**To be done**
Below is a listing; reproduce each line of it exactly.
________
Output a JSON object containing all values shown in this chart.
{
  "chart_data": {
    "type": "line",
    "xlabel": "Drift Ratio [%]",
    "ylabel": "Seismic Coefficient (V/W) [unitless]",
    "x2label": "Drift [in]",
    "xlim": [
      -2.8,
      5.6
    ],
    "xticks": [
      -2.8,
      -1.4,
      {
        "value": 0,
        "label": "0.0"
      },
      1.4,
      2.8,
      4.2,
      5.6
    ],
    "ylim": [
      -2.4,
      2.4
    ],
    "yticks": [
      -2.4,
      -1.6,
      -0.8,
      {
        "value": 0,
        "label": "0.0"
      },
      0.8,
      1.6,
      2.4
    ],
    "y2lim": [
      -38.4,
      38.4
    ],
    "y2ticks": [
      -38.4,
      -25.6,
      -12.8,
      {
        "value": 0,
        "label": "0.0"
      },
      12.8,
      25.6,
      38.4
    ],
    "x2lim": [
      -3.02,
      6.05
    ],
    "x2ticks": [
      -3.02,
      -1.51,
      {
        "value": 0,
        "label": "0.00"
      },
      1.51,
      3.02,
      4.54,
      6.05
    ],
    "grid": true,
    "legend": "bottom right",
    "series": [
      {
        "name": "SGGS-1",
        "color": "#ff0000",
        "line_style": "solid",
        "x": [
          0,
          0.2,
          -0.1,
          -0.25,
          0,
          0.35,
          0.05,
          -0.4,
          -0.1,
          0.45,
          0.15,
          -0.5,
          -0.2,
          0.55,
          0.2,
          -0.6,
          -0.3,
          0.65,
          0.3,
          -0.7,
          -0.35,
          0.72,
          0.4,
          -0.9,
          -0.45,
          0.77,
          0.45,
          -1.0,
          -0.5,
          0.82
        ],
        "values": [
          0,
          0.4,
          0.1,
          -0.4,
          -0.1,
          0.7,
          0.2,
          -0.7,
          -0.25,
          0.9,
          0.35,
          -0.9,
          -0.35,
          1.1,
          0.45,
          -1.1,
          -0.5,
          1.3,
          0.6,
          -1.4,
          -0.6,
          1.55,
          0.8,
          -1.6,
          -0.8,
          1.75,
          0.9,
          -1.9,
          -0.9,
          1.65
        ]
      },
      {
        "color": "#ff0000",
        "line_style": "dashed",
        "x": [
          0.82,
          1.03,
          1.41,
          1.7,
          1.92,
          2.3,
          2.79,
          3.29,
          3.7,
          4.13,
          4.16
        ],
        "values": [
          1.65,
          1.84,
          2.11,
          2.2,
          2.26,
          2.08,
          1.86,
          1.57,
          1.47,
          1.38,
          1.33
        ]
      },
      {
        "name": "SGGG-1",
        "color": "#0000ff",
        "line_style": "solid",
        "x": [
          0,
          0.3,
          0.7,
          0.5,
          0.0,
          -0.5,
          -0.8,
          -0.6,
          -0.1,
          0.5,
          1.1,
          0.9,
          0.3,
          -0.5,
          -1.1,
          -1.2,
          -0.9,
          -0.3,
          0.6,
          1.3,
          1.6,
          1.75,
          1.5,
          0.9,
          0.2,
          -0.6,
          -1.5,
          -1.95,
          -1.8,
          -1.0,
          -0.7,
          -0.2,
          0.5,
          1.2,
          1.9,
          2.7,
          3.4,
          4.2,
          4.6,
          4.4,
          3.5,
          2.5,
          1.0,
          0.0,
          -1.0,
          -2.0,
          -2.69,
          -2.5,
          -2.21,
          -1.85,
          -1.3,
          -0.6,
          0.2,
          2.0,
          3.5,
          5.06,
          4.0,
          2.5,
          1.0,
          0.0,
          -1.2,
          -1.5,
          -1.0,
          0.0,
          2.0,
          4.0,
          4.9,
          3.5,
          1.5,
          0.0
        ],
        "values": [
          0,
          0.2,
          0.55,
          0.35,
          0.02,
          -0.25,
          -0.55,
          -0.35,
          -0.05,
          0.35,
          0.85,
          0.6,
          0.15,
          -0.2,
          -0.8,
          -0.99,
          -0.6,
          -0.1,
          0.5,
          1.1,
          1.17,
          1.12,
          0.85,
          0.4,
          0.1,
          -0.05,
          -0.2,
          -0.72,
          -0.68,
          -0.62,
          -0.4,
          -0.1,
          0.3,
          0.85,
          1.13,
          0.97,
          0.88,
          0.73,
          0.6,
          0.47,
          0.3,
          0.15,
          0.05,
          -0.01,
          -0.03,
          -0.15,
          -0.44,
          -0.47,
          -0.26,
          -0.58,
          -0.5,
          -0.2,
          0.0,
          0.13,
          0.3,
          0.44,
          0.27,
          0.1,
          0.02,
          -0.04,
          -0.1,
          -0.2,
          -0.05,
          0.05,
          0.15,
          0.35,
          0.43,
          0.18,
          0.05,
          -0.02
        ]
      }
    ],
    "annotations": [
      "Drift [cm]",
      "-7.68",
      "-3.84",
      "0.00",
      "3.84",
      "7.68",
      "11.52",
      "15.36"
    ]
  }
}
________
**Written solution**
Output a JSON object containing all values shown in this chart.
{
  "chart_data": {
    "type": "line",
    "xlabel": "Drift Ratio [%]",
    "ylabel": "Seismic Coefficient (V/W) [unitless]",
    "x2label": "Drift [in]",
    "xlim": [
      -2.8,
      5.6
    ],
    "xticks": [
      -2.8,
      -1.4,
      {
        "value": 0,
        "label": "0.0"
      },
      1.4,
      2.8,
      4.2,
      5.6
    ],
    "ylim": [
      -2.4,
      2.4
    ],
    "yticks": [
      -2.4,
      -1.6,
      -0.8,
      {
        "value": 0,
        "label": "0.0"
      },
      0.8,
      1.6,
      2.4
    ],
    "y2lim": [
      -38.4,
      38.4
    ],
    "y2ticks": [
      -38.4,
      -25.6,
      -12.8,
      {
        "value": 0,
        "label": "0.0"
      },
      12.8,
      25.6,
      38.4
    ],
    "x2lim": [
      -3.02,
      6.05
    ],
    "x2ticks": [
      -3.02,
      -1.51,
      {
        "value": 0,
        "label": "0.00"
      },
      1.51,
      3.02,
      4.54,
      6.05
    ],
    "grid": true,
    "legend": "bottom right",
    "series": [
      {
        "name": "SGGS-1",
        "color": "#ff0000",
        "line_style": "solid",
        "x": [
          0,
          0.2,
          -0.1,
          -0.25,
          0,
          0.35,
          0.05,
          -0.4,
          -0.1,
          0.45,
          0.15,
          -0.5,
          -0.2,
          0.55,
          0.2,
          -0.6,
          -0.3,
          0.65,
          0.3,
          -0.7,
          -0.35,
          0.72,
          0.4,
          -0.9,
          -0.45,
          0.77,
          0.45,
          -1.0,
          -0.5,
          0.82
        ],
        "values": [
          0,
          0.4,
          0.1,
          -0.4,
          -0.1,
          0.7,
          0.2,
          -0.7,
          -0.25,
          0.9,
          0.35,
          -0.9,
          -0.35,
          1.1,
          0.45,
          -1.1,
          -0.5,
          1.3,
          0.6,
          -1.4,
          -0.6,
          1.55,
          0.8,
          -1.6,
          -0.8,
          1.75,
          0.9,
          -1.9,
          -0.9,
          1.65
        ]
      },
      {
        "color": "#ff0000",
        "line_style": "dashed",
        "x": [
          0.82,
          1.03,
          1.41,
          1.7,
          1.92,
          2.3,
          2.79,
          3.29,
          3.7,
          4.13,
          4.16
        ],
        "values": [
          1.65,
          1.84,
          2.11,
          2.2,
          2.26,
          2.08,
          1.86,
          1.57,
          1.47,
          1.38,
          1.33
        ]
      },
      {
        "name": "SGGG-1",
        "color": "#0000ff",
        "line_style": "solid",
        "x": [
          0,
          0.3,
          0.7,
          0.5,
          0.0,
          -0.5,
          -0.8,
          -0.6,
          -0.1,
          0.5,
          1.1,
          0.9,
          0.3,
          -0.5,
          -1.1,
          -1.2,
          -0.9,
          -0.3,
          0.6,
          1.3,
          1.6,
          1.75,
          1.5,
          0.9,
          0.2,
          -0.6,
          -1.5,
          -1.95,
          -1.8,
          -1.0,
          -0.7,
          -0.2,
          0.5,
          1.2,
          1.9,
          2.7,
          3.4,
          4.2,
          4.6,
          4.4,
          3.5,
          2.5,
          1.0,
          0.0,
          -1.0,
          -2.0,
          -2.69,
          -2.5,
          -2.21,
          -1.85,
          -1.3,
          -0.6,
          0.2,
          2.0,
          3.5,
          5.06,
          4.0,
          2.5,
          1.0,
          0.0,
          -1.2,
          -1.5,
          -1.0,
          0.0,
          2.0,
          4.0,
          4.9,
          3.5,
          1.5,
          0.0
        ],
        "values": [
          0,
          0.2,
          0.55,
          0.35,
          0.02,
          -0.25,
          -0.55,
          -0.35,
          -0.05,
          0.35,
          0.85,
          0.6,
          0.15,
          -0.2,
          -0.8,
          -0.99,
          -0.6,
          -0.1,
          0.5,
          1.1,
          1.17,
          1.12,
          0.85,
          0.4,
          0.1,
          -0.05,
          -0.2,
          -0.72,
          -0.68,
          -0.62,
          -0.4,
          -0.1,
          0.3,
          0.85,
          1.13,
          0.97,
          0.88,
          0.73,
          0.6,
          0.47,
          0.3,
          0.15,
          0.05,
          -0.01,
          -0.03,
          -0.15,
          -0.44,
          -0.47,
          -0.26,
          -0.58,
          -0.5,
          -0.2,
          0.0,
          0.13,
          0.3,
          0.44,
          0.27,
          0.1,
          0.02,
          -0.04,
          -0.1,
          -0.2,
          -0.05,
          0.05,
          0.15,
          0.35,
          0.43,
          0.18,
          0.05,
          -0.02
        ]
      }
    ],
    "annotations": [
      "Drift [cm]",
      "-7.68",
      "-3.84",
      "0.00",
      "3.84",
      "7.68",
      "11.52",
      "15.36"
    ]
  }
}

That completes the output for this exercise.